Of the lines in the entries below, state how many hold the word "Registry". Say nothing else.

___ Record list

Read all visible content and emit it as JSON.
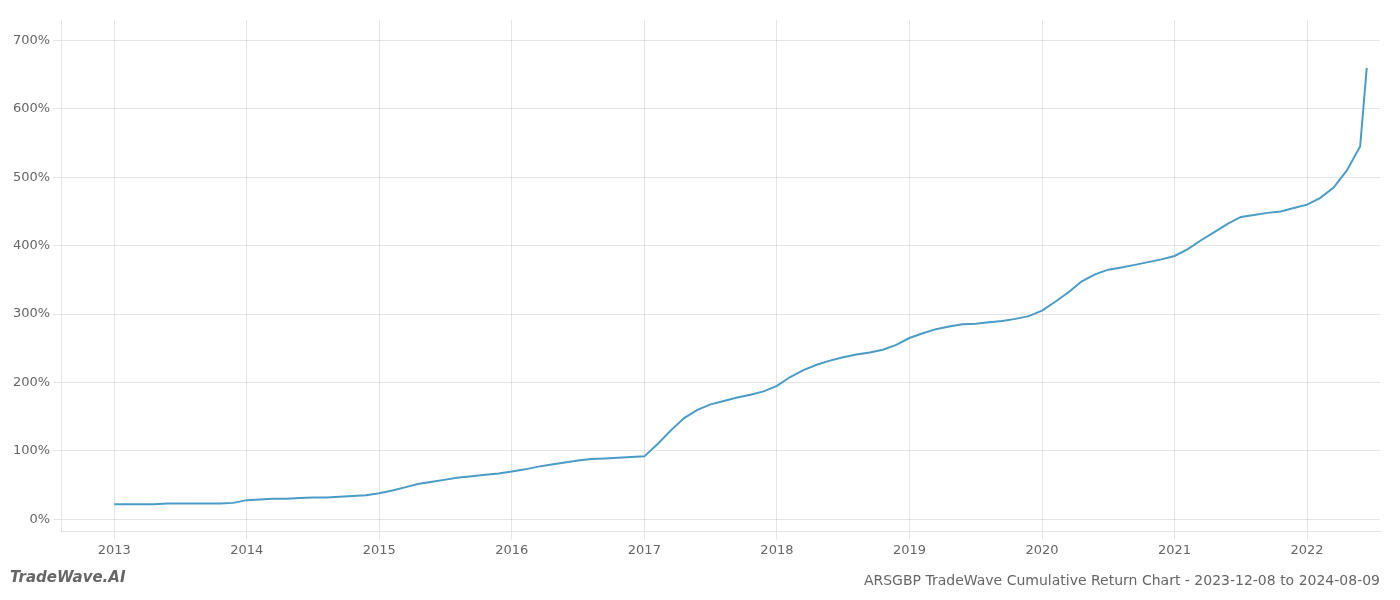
{
  "chart_data": {
    "type": "line",
    "title": "ARSGBP TradeWave Cumulative Return Chart - 2023-12-08 to 2024-08-09",
    "annotations": [
      "TradeWave.AI"
    ],
    "color": "#4a9cc7",
    "grid": true,
    "x": [
      2013.0,
      2013.1,
      2013.2,
      2013.3,
      2013.4,
      2013.5,
      2013.6,
      2013.7,
      2013.8,
      2013.9,
      2014.0,
      2014.1,
      2014.2,
      2014.3,
      2014.4,
      2014.5,
      2014.6,
      2014.7,
      2014.8,
      2014.9,
      2015.0,
      2015.1,
      2015.2,
      2015.3,
      2015.4,
      2015.5,
      2015.6,
      2015.7,
      2015.8,
      2015.9,
      2016.0,
      2016.1,
      2016.2,
      2016.3,
      2016.4,
      2016.5,
      2016.6,
      2016.7,
      2016.8,
      2016.9,
      2017.0,
      2017.1,
      2017.2,
      2017.3,
      2017.4,
      2017.5,
      2017.6,
      2017.7,
      2017.8,
      2017.9,
      2018.0,
      2018.1,
      2018.2,
      2018.3,
      2018.4,
      2018.5,
      2018.6,
      2018.7,
      2018.8,
      2018.9,
      2019.0,
      2019.1,
      2019.2,
      2019.3,
      2019.4,
      2019.5,
      2019.6,
      2019.7,
      2019.8,
      2019.9,
      2020.0,
      2020.1,
      2020.2,
      2020.3,
      2020.4,
      2020.5,
      2020.6,
      2020.7,
      2020.8,
      2020.9,
      2021.0,
      2021.1,
      2021.2,
      2021.3,
      2021.4,
      2021.5,
      2021.6,
      2021.7,
      2021.8,
      2021.9,
      2022.0,
      2022.1,
      2022.2,
      2022.3,
      2022.4,
      2022.45
    ],
    "values": [
      22,
      22,
      22,
      22,
      23,
      23,
      23,
      23,
      23,
      24,
      28,
      29,
      30,
      30,
      31,
      32,
      32,
      33,
      34,
      35,
      38,
      42,
      47,
      52,
      55,
      58,
      61,
      63,
      65,
      67,
      70,
      73,
      77,
      80,
      83,
      86,
      88,
      89,
      90,
      91,
      92,
      110,
      130,
      148,
      160,
      168,
      173,
      178,
      182,
      187,
      195,
      208,
      218,
      226,
      232,
      237,
      241,
      244,
      248,
      255,
      265,
      272,
      278,
      282,
      285,
      286,
      288,
      290,
      293,
      297,
      305,
      318,
      332,
      348,
      358,
      365,
      368,
      372,
      376,
      380,
      385,
      395,
      408,
      420,
      432,
      442,
      445,
      448,
      450,
      455,
      460,
      470,
      485,
      510,
      545,
      660
    ],
    "xlim": [
      2012.6,
      2022.55
    ],
    "xticks": [
      2013,
      2014,
      2015,
      2016,
      2017,
      2018,
      2019,
      2020,
      2021,
      2022
    ],
    "ylim": [
      -18,
      730
    ],
    "yticks": [
      {
        "value": 0,
        "label": "0%"
      },
      {
        "value": 100,
        "label": "100%"
      },
      {
        "value": 200,
        "label": "200%"
      },
      {
        "value": 300,
        "label": "300%"
      },
      {
        "value": 400,
        "label": "400%"
      },
      {
        "value": 500,
        "label": "500%"
      },
      {
        "value": 600,
        "label": "600%"
      },
      {
        "value": 700,
        "label": "700%"
      }
    ]
  }
}
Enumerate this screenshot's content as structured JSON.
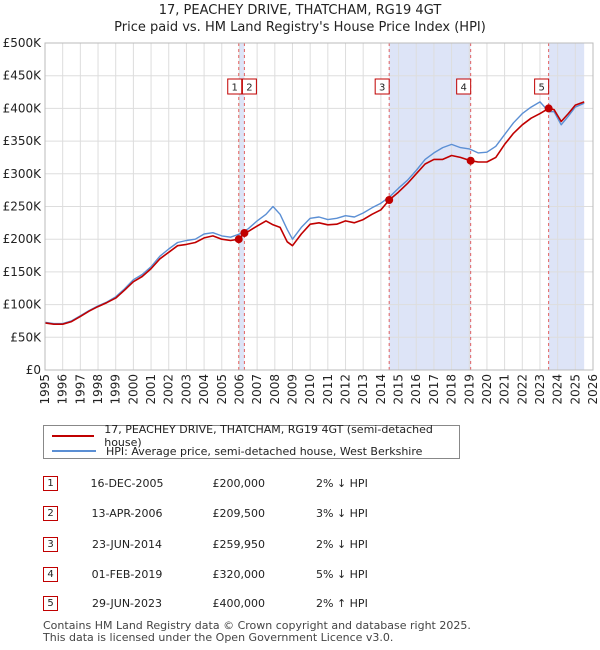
{
  "title": {
    "line1": "17, PEACHEY DRIVE, THATCHAM, RG19 4GT",
    "line2": "Price paid vs. HM Land Registry's House Price Index (HPI)"
  },
  "colors": {
    "price_line": "#c00000",
    "hpi_line": "#5b8fd4",
    "shade": "#dde4f7",
    "vline": "#e06060",
    "grid": "#dddddd",
    "marker": "#c00000"
  },
  "legend": {
    "price_label": "17, PEACHEY DRIVE, THATCHAM, RG19 4GT (semi-detached house)",
    "hpi_label": "HPI: Average price, semi-detached house, West Berkshire"
  },
  "transactions": [
    {
      "num": "1",
      "date": "16-DEC-2005",
      "price": "£200,000",
      "hpi": "2% ↓ HPI"
    },
    {
      "num": "2",
      "date": "13-APR-2006",
      "price": "£209,500",
      "hpi": "3% ↓ HPI"
    },
    {
      "num": "3",
      "date": "23-JUN-2014",
      "price": "£259,950",
      "hpi": "2% ↓ HPI"
    },
    {
      "num": "4",
      "date": "01-FEB-2019",
      "price": "£320,000",
      "hpi": "5% ↓ HPI"
    },
    {
      "num": "5",
      "date": "29-JUN-2023",
      "price": "£400,000",
      "hpi": "2% ↑ HPI"
    }
  ],
  "footer": {
    "line1": "Contains HM Land Registry data © Crown copyright and database right 2025.",
    "line2": "This data is licensed under the Open Government Licence v3.0."
  },
  "chart_data": {
    "type": "line",
    "xlabel": "",
    "ylabel": "",
    "xlim": [
      1995,
      2026
    ],
    "ylim": [
      0,
      500000
    ],
    "grid": true,
    "legend_position": "below-chart",
    "x_ticks": [
      "1995",
      "1996",
      "1997",
      "1998",
      "1999",
      "2000",
      "2001",
      "2002",
      "2003",
      "2004",
      "2005",
      "2006",
      "2007",
      "2008",
      "2009",
      "2010",
      "2011",
      "2012",
      "2013",
      "2014",
      "2015",
      "2016",
      "2017",
      "2018",
      "2019",
      "2020",
      "2021",
      "2022",
      "2023",
      "2024",
      "2025",
      "2026"
    ],
    "y_ticks": [
      {
        "value": 0,
        "label": "£0"
      },
      {
        "value": 50000,
        "label": "£50K"
      },
      {
        "value": 100000,
        "label": "£100K"
      },
      {
        "value": 150000,
        "label": "£150K"
      },
      {
        "value": 200000,
        "label": "£200K"
      },
      {
        "value": 250000,
        "label": "£250K"
      },
      {
        "value": 300000,
        "label": "£300K"
      },
      {
        "value": 350000,
        "label": "£350K"
      },
      {
        "value": 400000,
        "label": "£400K"
      },
      {
        "value": 450000,
        "label": "£450K"
      },
      {
        "value": 500000,
        "label": "£500K"
      }
    ],
    "shaded_ranges": [
      [
        2005.96,
        2006.28
      ],
      [
        2014.47,
        2019.08
      ],
      [
        2023.49,
        2025.5
      ]
    ],
    "series": [
      {
        "name": "17, PEACHEY DRIVE, THATCHAM, RG19 4GT (semi-detached house)",
        "x": [
          1995.0,
          1995.5,
          1996.0,
          1996.5,
          1997.0,
          1997.5,
          1998.0,
          1998.5,
          1999.0,
          1999.5,
          2000.0,
          2000.5,
          2001.0,
          2001.5,
          2002.0,
          2002.5,
          2003.0,
          2003.5,
          2004.0,
          2004.5,
          2005.0,
          2005.5,
          2005.96,
          2006.28,
          2006.5,
          2007.0,
          2007.5,
          2007.9,
          2008.3,
          2008.7,
          2009.0,
          2009.5,
          2010.0,
          2010.5,
          2011.0,
          2011.5,
          2012.0,
          2012.5,
          2013.0,
          2013.5,
          2014.0,
          2014.47,
          2015.0,
          2015.5,
          2016.0,
          2016.5,
          2017.0,
          2017.5,
          2018.0,
          2018.5,
          2019.08,
          2019.5,
          2020.0,
          2020.5,
          2021.0,
          2021.5,
          2022.0,
          2022.5,
          2023.0,
          2023.49,
          2023.8,
          2024.2,
          2024.6,
          2025.0,
          2025.5
        ],
        "values": [
          72000,
          70000,
          70000,
          74000,
          82000,
          90000,
          97000,
          103000,
          110000,
          122000,
          135000,
          143000,
          155000,
          170000,
          180000,
          190000,
          192000,
          195000,
          202000,
          205000,
          200000,
          198000,
          200000,
          209500,
          212000,
          220000,
          228000,
          222000,
          218000,
          196000,
          190000,
          208000,
          223000,
          225000,
          222000,
          223000,
          228000,
          225000,
          230000,
          238000,
          245000,
          259950,
          272000,
          285000,
          300000,
          315000,
          322000,
          322000,
          328000,
          325000,
          320000,
          318000,
          318000,
          325000,
          345000,
          362000,
          375000,
          385000,
          392000,
          400000,
          398000,
          380000,
          392000,
          405000,
          410000
        ]
      },
      {
        "name": "HPI: Average price, semi-detached house, West Berkshire",
        "x": [
          1995.0,
          1995.5,
          1996.0,
          1996.5,
          1997.0,
          1997.5,
          1998.0,
          1998.5,
          1999.0,
          1999.5,
          2000.0,
          2000.5,
          2001.0,
          2001.5,
          2002.0,
          2002.5,
          2003.0,
          2003.5,
          2004.0,
          2004.5,
          2005.0,
          2005.5,
          2006.0,
          2006.5,
          2007.0,
          2007.5,
          2007.9,
          2008.3,
          2008.7,
          2009.0,
          2009.5,
          2010.0,
          2010.5,
          2011.0,
          2011.5,
          2012.0,
          2012.5,
          2013.0,
          2013.5,
          2014.0,
          2014.5,
          2015.0,
          2015.5,
          2016.0,
          2016.5,
          2017.0,
          2017.5,
          2018.0,
          2018.5,
          2019.0,
          2019.5,
          2020.0,
          2020.5,
          2021.0,
          2021.5,
          2022.0,
          2022.5,
          2023.0,
          2023.5,
          2023.8,
          2024.2,
          2024.6,
          2025.0,
          2025.5
        ],
        "values": [
          73000,
          71000,
          71000,
          75000,
          83000,
          91000,
          98000,
          104000,
          112000,
          124000,
          138000,
          146000,
          158000,
          174000,
          185000,
          195000,
          198000,
          200000,
          208000,
          210000,
          205000,
          203000,
          208000,
          216000,
          228000,
          238000,
          250000,
          238000,
          215000,
          200000,
          218000,
          232000,
          234000,
          230000,
          232000,
          236000,
          234000,
          240000,
          248000,
          255000,
          265000,
          278000,
          290000,
          305000,
          322000,
          332000,
          340000,
          345000,
          340000,
          338000,
          332000,
          333000,
          342000,
          360000,
          378000,
          392000,
          402000,
          410000,
          395000,
          395000,
          375000,
          388000,
          402000,
          408000
        ]
      }
    ],
    "markers": [
      {
        "label": "1",
        "x": 2005.96,
        "y": 200000
      },
      {
        "label": "2",
        "x": 2006.28,
        "y": 209500
      },
      {
        "label": "3",
        "x": 2014.47,
        "y": 259950
      },
      {
        "label": "4",
        "x": 2019.08,
        "y": 320000
      },
      {
        "label": "5",
        "x": 2023.49,
        "y": 400000
      }
    ]
  }
}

______

# Full response
2